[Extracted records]
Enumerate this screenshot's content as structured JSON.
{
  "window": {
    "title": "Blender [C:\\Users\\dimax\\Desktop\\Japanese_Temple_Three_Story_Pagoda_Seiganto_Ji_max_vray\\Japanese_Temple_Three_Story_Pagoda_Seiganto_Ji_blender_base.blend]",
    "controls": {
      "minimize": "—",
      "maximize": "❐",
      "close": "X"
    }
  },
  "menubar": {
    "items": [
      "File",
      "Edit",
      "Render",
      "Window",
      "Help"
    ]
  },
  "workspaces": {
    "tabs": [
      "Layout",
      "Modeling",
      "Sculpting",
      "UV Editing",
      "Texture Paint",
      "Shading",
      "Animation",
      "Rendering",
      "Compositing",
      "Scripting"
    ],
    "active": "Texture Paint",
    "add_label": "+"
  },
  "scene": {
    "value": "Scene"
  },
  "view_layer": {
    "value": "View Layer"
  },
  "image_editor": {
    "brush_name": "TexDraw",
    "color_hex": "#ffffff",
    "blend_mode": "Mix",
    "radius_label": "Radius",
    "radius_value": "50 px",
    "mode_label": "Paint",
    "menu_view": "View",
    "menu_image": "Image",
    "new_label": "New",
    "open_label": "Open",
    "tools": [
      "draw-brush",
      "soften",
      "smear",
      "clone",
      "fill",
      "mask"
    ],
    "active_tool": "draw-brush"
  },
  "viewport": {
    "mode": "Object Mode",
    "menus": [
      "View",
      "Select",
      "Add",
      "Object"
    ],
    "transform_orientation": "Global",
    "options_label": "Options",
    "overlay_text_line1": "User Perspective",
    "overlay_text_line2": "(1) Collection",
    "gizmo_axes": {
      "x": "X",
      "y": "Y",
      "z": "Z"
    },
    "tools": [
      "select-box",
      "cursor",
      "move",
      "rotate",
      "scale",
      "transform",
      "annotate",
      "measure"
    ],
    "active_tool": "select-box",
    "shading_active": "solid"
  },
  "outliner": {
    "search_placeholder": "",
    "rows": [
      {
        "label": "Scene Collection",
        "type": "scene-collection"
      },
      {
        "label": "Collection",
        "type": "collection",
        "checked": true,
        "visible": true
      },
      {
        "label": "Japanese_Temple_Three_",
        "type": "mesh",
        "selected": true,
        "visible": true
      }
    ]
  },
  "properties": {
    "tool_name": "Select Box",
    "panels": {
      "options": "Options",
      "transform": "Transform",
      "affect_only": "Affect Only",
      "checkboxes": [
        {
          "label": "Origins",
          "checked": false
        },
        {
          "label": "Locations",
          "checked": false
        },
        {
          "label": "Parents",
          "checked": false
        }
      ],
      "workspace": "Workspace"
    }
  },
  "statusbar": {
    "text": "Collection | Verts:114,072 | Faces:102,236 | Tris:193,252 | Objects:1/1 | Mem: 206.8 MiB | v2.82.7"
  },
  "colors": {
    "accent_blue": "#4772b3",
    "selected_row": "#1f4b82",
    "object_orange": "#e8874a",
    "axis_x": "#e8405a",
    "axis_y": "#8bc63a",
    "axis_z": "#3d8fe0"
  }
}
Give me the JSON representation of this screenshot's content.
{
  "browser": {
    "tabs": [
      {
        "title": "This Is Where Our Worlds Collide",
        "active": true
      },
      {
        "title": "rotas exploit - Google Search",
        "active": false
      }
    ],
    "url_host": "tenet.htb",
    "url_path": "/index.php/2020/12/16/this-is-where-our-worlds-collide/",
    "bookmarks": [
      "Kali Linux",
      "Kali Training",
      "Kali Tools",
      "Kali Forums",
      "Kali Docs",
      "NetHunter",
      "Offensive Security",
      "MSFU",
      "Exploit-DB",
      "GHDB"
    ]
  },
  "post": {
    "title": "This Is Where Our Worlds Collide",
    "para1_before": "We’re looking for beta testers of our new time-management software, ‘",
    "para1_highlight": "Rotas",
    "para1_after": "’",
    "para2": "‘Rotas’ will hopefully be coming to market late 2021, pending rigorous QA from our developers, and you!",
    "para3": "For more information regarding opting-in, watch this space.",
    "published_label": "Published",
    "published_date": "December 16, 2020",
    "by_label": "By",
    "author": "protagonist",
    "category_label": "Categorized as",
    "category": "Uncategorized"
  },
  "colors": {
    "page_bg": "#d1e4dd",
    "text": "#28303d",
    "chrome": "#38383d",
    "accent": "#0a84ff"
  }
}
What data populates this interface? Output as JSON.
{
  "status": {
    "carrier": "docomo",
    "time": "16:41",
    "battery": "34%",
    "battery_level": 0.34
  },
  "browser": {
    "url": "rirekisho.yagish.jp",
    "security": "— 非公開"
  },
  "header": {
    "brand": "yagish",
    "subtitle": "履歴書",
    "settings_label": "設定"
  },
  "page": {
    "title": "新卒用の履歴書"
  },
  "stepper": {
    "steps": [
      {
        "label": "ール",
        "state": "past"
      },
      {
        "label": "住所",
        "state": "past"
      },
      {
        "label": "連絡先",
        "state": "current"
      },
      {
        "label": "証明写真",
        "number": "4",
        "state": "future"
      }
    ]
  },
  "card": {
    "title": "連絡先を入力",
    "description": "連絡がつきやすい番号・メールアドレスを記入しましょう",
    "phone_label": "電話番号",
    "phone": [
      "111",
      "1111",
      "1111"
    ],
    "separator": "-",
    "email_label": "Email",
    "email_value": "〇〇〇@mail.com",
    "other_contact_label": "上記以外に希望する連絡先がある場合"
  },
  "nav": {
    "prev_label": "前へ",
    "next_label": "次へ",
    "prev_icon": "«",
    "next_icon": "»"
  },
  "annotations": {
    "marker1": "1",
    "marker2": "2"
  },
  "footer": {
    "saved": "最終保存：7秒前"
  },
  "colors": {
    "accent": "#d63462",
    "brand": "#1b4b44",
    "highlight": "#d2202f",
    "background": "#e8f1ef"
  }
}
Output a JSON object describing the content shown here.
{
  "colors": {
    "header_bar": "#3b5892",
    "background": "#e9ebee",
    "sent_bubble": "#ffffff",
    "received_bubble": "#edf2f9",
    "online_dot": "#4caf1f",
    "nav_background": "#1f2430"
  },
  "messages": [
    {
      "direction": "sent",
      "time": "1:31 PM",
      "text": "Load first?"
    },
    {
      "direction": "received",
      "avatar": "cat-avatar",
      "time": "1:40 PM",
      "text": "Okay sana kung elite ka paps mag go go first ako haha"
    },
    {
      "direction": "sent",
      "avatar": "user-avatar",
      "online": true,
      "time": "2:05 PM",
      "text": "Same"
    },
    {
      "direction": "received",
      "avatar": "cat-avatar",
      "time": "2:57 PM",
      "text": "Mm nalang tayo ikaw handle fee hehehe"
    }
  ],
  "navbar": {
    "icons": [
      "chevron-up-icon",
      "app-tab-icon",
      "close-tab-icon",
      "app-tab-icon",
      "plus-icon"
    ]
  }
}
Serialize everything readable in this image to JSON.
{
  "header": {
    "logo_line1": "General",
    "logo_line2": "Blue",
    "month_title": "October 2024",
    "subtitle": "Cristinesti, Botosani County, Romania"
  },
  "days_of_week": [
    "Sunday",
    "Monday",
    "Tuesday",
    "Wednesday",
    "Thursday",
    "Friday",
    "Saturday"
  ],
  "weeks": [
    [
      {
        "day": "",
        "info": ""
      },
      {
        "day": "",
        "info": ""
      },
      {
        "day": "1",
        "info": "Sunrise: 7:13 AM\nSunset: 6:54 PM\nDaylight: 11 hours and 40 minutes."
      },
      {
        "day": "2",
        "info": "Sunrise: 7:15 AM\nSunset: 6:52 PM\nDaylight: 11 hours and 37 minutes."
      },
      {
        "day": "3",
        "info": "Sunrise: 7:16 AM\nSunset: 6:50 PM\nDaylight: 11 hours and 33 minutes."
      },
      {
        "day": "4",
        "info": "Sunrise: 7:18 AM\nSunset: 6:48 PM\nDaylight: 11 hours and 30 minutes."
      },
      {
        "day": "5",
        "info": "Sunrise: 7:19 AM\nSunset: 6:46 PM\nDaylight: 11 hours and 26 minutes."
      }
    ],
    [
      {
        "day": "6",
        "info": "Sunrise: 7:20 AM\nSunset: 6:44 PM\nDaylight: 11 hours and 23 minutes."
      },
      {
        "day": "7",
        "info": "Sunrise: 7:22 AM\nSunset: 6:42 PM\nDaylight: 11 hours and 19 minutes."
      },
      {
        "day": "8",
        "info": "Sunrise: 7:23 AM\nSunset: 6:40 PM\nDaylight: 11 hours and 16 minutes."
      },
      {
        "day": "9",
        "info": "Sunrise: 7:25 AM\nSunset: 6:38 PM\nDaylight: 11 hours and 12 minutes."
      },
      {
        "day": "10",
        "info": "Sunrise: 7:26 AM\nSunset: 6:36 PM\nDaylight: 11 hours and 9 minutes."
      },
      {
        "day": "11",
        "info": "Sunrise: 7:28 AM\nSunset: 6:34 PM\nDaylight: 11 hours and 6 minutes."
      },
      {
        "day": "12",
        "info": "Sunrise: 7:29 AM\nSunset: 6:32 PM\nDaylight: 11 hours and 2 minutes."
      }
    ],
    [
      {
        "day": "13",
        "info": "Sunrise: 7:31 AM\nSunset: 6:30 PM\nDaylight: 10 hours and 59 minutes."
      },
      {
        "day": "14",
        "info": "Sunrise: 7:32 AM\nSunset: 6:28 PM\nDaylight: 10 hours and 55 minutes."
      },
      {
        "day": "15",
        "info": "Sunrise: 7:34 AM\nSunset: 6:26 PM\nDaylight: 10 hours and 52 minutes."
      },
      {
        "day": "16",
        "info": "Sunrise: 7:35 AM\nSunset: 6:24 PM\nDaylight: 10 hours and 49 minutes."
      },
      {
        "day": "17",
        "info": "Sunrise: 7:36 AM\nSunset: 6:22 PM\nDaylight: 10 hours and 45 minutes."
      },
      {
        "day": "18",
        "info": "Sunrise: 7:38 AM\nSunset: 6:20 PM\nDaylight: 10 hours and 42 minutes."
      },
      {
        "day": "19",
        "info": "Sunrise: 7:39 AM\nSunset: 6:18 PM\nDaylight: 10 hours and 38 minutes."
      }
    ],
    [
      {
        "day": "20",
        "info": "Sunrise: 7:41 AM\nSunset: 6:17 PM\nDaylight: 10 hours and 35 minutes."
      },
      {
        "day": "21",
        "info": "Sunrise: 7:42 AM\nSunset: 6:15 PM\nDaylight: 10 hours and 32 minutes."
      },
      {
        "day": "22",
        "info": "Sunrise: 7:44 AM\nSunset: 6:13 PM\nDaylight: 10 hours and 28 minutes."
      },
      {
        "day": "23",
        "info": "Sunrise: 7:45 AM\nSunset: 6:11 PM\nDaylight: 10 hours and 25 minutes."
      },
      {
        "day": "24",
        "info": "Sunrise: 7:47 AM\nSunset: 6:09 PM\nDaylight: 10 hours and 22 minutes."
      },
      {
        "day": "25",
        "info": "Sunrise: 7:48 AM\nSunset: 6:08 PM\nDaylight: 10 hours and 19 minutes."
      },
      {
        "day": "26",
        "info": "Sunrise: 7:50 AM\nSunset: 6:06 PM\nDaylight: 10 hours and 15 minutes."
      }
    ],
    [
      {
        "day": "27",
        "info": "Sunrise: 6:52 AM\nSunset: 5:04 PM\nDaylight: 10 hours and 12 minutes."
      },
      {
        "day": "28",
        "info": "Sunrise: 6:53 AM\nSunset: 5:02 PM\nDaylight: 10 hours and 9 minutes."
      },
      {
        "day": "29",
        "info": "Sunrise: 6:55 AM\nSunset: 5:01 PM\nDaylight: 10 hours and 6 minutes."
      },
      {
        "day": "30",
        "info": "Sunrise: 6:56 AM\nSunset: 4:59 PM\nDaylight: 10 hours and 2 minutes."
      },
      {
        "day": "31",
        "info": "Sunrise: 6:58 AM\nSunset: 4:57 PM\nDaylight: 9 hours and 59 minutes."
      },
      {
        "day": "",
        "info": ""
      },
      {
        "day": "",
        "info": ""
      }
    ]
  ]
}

▶ **GOAL**:
From the records, copy every line that has the string "JSON" in it.

▶ **RESULT OF THE EXERCISE**:
Enumerate this screenshot's content as structured JSON.
Give me the JSON representation of this screenshot's content.
What data populates this interface? Output as JSON.
Output a JSON object describing the content shown here.
Serialize everything readable in this image to JSON.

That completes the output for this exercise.